=== Passage provided ===
■ ■ ■

Expert Says Recent Spate of Emerging Infectious Diseases Not Historically Unusual
By Kelly M. Pyrek
In the midst of the SARS outbreak this spring, infectious disease expert Edward J. Septimus, MD, FACP, shared his perspectives on the recent spate of emerging infectious diseases. Septimus is medical director of Memorial Hermann Healthcare System in Houston, Texas. He earned his medical degree from Baylor College of Medicine. He is a fellow in the American College of Physicians and in the Infectious Diseases Society of America. He is board certified by the American Board of Internal Medicine and the American Board of Infectious Diseases. He is a member of the Medical Advisory Steering Committee for the Houston Task Force on Terrorism, created in October 2001 to develop regional procedures for responding to a bioterrorist attack.
Q: There has been a great deal of infectious activity in the last few years: West Nile, anthrax, smallpox and now SARS is this historically unusual? Or are we just better informed by 24/7 media saturation and it appears there is more activity than there really is?
A: Historically, this is not unusual, and there has always been a lot of media hype. In the last two decades we have had HIV, toxic shock syndrome, crytosporidisis, lyme disease, hepatitic C, hantavirus, Ehrilichosis, etc.
Q: From what is known, is there any remote connection between SARS and any other infectious outbreak weve seen lately?
A: So far the genetic analysis of this coronavirus cannot be traced back to a prior human or animal virus.
Q: Can you point to any reasons that might explain why we seem to be under attack by pathogens? Are there natural or manmade factors at work here?
A: Its probably multi-factorial. These factors include overcrowding and increased immuno-suppressed patients and transplants. With increased population we are disturbing areas where man has not been before (hantvirus was in part due to the disturbance of the rodent population), and there are more invasive procedures and implants today, so some reasons are manmade and some are natural.
Q: How concerned about SARS should healthcare professionals be and what can they do to better prepare for a sustained outbreak in the U.S.?
A: I think the Centers for Disease Control and Prevention (CDC) has done an excellent job at informing the health profession. Since we are still trying to define the new outbreak it is too early to tell if we in the U.S. will have a long-term problem; we must keep up our guard and do careful community surveillance to pick up any new patterns of disease and/or transmission.
For SARS, if this is like many other respiratory viruses, it may go away during the summer but be back again next winter. I am confident that from the federal level, the CDC and others have benefited from bioterrorism and have improved our ability to respond to these challenges. However, I am concerned about local health departments, which are funded by state and local resources, and as you are aware, most states and local governments are now facing budget shortfalls and are asking for cuts across the board including the health departments. I think this is short-sighted, since any attack or introduction of a new agent will usually occur in a local area and we need to be able to detect and respond with adequate resources. We need to think of public health the same way we think about police and firemen.

■ ■ ■

=== Task ===
Extend the interview on emerging infectious diseases, picking up after its final sentence about public health, police and firemen.

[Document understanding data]
■ ■ ■

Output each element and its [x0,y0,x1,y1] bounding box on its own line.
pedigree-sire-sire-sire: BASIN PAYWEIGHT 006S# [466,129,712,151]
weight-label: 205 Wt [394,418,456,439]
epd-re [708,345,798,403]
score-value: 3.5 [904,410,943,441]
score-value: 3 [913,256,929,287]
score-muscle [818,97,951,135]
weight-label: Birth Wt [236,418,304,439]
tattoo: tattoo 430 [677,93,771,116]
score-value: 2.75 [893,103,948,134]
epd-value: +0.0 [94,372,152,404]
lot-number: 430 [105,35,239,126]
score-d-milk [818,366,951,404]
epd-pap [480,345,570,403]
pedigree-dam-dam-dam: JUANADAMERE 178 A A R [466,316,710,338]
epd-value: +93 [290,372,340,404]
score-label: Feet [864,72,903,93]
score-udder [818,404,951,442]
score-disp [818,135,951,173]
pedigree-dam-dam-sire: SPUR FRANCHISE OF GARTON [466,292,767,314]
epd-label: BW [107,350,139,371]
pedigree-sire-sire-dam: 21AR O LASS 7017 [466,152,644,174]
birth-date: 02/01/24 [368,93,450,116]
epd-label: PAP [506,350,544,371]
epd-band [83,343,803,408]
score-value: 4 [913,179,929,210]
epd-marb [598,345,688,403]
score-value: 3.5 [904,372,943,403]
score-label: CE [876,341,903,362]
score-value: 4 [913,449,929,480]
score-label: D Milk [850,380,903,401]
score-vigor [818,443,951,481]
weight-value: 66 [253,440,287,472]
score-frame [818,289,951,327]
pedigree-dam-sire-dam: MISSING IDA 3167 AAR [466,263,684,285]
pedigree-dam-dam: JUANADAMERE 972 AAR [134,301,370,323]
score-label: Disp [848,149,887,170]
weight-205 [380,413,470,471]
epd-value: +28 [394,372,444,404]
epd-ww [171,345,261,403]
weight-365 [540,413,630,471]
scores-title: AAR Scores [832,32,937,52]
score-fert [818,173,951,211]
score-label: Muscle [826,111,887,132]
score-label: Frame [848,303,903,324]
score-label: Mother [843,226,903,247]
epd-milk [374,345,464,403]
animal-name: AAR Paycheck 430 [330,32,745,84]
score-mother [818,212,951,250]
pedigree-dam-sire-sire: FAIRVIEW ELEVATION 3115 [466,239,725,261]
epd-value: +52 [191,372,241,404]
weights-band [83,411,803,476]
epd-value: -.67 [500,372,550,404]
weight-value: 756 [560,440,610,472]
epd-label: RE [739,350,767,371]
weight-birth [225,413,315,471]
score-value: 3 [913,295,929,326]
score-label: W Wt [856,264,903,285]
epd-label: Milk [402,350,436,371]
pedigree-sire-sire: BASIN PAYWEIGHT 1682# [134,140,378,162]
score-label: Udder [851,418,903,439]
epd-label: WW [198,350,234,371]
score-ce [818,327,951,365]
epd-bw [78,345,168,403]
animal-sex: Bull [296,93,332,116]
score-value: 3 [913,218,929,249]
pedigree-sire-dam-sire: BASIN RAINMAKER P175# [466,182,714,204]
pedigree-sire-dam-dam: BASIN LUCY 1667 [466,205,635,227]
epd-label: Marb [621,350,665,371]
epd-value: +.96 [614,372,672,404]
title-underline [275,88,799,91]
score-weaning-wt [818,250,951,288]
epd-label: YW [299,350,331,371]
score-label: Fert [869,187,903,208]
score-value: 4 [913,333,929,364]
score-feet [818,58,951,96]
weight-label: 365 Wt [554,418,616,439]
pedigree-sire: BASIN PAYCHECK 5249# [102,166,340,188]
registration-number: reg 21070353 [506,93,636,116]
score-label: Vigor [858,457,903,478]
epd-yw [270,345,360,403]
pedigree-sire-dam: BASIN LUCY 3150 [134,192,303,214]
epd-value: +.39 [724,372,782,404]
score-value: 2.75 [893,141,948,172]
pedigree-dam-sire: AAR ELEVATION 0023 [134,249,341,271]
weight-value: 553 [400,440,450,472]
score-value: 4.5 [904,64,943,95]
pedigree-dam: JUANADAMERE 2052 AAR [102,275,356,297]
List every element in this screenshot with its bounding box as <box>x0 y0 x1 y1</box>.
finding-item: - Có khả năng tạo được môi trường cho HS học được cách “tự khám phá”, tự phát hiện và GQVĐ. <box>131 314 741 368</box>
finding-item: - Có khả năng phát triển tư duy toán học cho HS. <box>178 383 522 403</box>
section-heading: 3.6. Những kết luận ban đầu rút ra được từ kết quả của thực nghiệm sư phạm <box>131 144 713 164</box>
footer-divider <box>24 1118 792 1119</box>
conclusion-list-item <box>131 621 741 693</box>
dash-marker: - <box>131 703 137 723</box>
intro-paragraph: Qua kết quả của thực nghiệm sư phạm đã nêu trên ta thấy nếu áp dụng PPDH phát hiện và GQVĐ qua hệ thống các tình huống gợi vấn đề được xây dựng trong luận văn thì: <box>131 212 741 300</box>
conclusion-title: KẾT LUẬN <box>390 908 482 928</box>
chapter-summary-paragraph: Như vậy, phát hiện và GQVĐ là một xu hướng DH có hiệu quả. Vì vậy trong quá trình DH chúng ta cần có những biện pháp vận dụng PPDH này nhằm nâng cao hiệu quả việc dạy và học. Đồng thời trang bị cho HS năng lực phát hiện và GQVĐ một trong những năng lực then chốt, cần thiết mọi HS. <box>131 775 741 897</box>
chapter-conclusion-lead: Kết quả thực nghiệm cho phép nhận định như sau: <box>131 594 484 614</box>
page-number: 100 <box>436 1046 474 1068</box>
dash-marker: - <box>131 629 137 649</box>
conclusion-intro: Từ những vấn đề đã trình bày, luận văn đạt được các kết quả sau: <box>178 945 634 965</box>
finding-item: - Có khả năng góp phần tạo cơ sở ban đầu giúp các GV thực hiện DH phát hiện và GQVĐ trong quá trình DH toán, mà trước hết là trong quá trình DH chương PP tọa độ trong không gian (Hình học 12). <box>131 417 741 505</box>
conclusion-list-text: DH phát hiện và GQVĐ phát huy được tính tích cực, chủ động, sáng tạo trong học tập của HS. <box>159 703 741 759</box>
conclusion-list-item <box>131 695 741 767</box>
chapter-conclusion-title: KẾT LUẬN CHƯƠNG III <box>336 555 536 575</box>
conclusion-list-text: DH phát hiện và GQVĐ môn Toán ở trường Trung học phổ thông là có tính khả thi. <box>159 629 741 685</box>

■ ■ ■

=== Result for this task ===
Q: What do you think a national bioterrorism needs assessment would look like now, some 20-plus months after Sept. 11? Are we more prepared to face infectious agents or is there more work to be done? How can infection control practitioners arm themselves against outbreaks and bioterrorism?
A: Infection control personnel use public health surveillance techniques and are ideally suited to work with local health departments for surveillance and early detection especially if it involves a biological attack. I think from the federal level we are in good shape; locally, it depends upon the community.
Some cities have done a good job, others the minimum.
Q: Nosocomial infections kill tens of thousands of patients annually, yet not much is made of this; however, the anthrax deaths created a wave of panic what does this say about our perceptions and values?
A: I think you have hit upon a really good point. Except for sensational articles like The Chicago Tribune series last summer, infection control doesnt get the credit it deserves. What we do is risk avoidance and lower infection risk in ways that the average public never sees; this unfortunately doesnt sell newspapers unless there is some terrible outcome they want to highlight.
We have raised the level of visibility in the Memorial Hermann Healthcare System by creating an annual infection control award and doing an article in our local newspaper to inform our employees about all we do behind the scenes.
Q: MRSA, VRE and VISA are just a few of the superbugs that are gaining on us ... are we winning or losing this battle against them? Do you think we can realistically curtail multi-drug resistance?
A: I think until we develop a better way to use antibiotics, we will always be facing the possibility of multi-drug resistant organisms. This must be approached not just in hospitals, but in physicians offices. We need to educate the public about the potential harm of unnecessary antibiotics. There have been some success stories in this area, but these are the exceptions. In the past we have been rescued by the pharmaceutical industry, which has come up with new antibiotics a half a step ahead of the organisms developing resistance, but I see us slipping a little behind in the last decade with not just MRSA, VRE, and now VRSA, but also Acinetobacter, Pseudomonas, and now Candida species which have increased in absolute and relative numbers with a shift to more resistant species.